_Exercise instructions_: Copy all lines below containing "xlabel".

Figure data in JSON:
-*-*-

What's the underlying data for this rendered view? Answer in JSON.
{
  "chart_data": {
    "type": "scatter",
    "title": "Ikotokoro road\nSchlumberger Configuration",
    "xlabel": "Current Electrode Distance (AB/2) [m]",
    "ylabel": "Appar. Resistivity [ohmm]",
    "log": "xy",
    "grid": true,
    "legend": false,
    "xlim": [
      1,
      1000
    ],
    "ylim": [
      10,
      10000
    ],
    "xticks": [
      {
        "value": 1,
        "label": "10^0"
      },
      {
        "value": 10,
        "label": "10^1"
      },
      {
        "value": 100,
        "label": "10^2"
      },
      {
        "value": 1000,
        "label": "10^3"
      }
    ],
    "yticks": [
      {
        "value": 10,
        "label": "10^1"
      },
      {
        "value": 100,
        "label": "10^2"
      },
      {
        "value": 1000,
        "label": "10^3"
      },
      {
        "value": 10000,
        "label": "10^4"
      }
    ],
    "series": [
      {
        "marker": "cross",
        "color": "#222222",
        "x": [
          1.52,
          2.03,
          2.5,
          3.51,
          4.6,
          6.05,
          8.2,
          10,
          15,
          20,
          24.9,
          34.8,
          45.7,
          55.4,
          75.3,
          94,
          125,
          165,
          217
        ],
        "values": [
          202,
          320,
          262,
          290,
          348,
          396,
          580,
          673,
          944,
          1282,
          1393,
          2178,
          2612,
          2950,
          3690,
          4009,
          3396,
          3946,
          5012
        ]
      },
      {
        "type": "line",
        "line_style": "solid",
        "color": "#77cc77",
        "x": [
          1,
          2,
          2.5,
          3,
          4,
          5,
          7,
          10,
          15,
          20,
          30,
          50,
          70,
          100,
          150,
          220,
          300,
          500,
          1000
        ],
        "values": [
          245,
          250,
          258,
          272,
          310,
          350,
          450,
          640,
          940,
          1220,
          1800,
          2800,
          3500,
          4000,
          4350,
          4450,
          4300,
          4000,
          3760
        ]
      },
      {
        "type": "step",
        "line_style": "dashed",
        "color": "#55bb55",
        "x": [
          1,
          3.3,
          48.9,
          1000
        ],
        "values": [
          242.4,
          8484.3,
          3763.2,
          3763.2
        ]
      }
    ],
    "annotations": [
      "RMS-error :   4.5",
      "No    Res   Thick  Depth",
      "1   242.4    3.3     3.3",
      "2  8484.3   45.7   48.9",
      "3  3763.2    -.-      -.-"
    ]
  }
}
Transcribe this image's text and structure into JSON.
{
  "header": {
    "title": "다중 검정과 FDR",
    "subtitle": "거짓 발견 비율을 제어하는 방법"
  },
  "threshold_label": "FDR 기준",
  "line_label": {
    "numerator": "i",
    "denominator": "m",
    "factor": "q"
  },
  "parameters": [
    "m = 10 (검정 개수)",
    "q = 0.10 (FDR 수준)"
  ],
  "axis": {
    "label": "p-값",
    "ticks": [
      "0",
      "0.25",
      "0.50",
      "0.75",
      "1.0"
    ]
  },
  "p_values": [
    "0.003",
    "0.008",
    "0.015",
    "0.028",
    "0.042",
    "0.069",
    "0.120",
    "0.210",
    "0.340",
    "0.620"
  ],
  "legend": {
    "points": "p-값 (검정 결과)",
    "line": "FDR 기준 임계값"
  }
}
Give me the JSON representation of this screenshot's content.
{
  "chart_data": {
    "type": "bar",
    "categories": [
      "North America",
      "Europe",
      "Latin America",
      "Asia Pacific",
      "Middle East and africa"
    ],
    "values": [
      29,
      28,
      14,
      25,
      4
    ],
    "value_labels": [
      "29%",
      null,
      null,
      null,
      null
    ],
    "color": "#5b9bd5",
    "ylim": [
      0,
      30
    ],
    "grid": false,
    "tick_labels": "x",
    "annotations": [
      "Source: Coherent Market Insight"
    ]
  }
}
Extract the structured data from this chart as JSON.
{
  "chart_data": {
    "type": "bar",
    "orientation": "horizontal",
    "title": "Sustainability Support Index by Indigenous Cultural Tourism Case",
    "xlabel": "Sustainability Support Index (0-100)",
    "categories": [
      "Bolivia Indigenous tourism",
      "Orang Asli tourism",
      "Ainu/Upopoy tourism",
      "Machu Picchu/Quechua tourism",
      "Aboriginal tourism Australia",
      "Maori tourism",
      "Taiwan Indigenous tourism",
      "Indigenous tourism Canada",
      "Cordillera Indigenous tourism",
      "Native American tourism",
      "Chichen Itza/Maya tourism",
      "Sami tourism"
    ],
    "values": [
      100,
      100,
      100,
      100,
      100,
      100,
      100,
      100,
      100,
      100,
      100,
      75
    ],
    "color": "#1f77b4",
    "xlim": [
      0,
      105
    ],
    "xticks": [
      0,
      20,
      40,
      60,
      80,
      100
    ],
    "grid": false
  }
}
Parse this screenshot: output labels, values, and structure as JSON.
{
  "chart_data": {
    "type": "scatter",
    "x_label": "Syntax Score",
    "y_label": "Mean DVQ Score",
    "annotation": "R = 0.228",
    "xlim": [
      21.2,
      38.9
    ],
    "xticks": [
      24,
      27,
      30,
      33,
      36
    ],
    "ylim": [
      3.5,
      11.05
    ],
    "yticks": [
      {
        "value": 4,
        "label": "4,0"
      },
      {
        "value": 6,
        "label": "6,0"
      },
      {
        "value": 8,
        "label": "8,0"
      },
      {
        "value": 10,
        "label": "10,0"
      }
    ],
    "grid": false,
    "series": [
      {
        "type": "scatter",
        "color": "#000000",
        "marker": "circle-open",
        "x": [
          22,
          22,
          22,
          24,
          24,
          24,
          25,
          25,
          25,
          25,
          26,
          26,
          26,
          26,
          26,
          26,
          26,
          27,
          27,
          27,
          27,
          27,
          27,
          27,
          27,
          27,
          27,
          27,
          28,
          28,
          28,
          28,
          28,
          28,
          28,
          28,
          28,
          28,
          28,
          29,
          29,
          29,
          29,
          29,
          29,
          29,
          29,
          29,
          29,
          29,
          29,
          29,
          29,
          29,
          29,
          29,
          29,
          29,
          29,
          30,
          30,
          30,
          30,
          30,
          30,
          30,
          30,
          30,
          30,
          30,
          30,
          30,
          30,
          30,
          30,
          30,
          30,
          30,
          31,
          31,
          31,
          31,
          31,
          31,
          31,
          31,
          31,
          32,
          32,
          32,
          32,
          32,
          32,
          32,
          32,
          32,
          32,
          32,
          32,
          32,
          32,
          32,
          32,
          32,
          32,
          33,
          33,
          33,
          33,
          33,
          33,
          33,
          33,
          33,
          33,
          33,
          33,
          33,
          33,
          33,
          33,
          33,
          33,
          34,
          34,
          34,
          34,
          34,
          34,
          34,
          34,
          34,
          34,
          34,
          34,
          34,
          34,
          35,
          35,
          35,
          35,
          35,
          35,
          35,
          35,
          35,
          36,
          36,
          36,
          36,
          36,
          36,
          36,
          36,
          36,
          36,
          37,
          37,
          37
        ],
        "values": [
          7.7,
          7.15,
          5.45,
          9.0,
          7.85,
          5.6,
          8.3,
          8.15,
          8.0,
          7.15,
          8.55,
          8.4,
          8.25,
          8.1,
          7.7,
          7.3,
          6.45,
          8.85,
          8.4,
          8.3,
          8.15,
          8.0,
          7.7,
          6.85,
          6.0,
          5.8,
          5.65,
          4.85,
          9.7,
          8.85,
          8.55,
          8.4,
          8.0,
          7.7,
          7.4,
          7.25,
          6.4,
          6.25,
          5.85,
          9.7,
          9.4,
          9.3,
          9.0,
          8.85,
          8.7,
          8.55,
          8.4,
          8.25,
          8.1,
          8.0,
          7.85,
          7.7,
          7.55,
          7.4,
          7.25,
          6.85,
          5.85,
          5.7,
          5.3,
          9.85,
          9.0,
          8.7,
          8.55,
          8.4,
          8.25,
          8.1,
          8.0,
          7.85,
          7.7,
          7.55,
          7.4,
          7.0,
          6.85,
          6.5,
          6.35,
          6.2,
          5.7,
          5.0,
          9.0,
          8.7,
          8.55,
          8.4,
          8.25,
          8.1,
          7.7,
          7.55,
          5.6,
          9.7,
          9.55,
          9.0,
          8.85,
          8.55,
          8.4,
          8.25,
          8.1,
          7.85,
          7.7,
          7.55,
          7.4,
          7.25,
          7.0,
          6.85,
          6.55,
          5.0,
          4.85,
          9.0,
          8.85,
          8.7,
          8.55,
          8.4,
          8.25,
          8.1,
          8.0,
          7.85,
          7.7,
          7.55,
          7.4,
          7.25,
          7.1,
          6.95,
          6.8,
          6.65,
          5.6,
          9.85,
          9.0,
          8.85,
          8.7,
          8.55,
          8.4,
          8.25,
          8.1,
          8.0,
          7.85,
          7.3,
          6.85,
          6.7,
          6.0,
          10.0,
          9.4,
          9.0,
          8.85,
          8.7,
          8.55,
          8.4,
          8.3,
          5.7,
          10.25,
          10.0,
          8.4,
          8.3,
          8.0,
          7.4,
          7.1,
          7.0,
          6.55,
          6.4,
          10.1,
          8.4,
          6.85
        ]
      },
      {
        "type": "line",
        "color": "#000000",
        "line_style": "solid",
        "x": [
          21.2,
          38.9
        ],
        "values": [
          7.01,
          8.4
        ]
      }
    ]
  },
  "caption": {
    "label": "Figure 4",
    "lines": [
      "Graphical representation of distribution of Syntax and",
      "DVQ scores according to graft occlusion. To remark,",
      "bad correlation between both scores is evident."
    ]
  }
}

-*-*-

_Exercise output_:
    "xlabel": "Current Electrode Distance (AB/2) [m]",
    "xlabel": "Sustainability Support Index (0-100)",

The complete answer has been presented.